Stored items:
=====
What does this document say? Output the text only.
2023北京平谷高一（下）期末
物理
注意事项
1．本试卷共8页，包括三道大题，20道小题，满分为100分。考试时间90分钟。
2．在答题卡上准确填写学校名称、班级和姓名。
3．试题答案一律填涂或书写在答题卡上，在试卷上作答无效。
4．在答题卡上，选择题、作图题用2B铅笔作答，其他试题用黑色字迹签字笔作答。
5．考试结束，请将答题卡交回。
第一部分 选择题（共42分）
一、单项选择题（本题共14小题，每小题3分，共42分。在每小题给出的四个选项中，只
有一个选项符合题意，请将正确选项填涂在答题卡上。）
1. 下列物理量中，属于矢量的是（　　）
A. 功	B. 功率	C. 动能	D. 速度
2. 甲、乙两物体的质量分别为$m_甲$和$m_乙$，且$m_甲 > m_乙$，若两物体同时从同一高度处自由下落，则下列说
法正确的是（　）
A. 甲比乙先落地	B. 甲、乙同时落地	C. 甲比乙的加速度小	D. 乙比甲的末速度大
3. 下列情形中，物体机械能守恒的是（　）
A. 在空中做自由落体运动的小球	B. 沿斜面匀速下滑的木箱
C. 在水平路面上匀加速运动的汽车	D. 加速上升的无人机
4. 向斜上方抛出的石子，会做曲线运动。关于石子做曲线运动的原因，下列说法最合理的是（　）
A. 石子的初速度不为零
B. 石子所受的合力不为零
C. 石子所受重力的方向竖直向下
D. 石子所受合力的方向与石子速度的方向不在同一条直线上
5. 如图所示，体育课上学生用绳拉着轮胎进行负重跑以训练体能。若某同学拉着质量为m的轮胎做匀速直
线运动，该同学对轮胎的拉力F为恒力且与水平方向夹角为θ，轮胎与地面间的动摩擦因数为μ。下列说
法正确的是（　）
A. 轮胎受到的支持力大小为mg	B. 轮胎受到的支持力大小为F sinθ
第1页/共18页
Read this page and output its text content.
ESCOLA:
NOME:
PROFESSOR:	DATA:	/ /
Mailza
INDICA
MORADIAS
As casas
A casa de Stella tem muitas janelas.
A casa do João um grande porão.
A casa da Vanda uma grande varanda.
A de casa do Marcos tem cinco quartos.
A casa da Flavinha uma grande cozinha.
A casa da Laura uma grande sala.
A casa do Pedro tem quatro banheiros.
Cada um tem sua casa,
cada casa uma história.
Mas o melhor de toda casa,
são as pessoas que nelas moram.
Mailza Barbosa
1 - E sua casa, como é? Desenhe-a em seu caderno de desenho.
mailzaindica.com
=====
**GIVEN INSTRUCTION:** The line containing "Read this page and output its text content." marks the start; retype it and each line after it through the end of the records above, exactly.

**SOLUTION FOR THIS PROBLEM:**
Read this page and output its text content.
ESCOLA:
NOME:
PROFESSOR:	DATA:	/ /
Mailza
INDICA
MORADIAS
As casas
A casa de Stella tem muitas janelas.
A casa do João um grande porão.
A casa da Vanda uma grande varanda.
A de casa do Marcos tem cinco quartos.
A casa da Flavinha uma grande cozinha.
A casa da Laura uma grande sala.
A casa do Pedro tem quatro banheiros.
Cada um tem sua casa,
cada casa uma história.
Mas o melhor de toda casa,
são as pessoas que nelas moram.
Mailza Barbosa
1 - E sua casa, como é? Desenhe-a em seu caderno de desenho.
mailzaindica.com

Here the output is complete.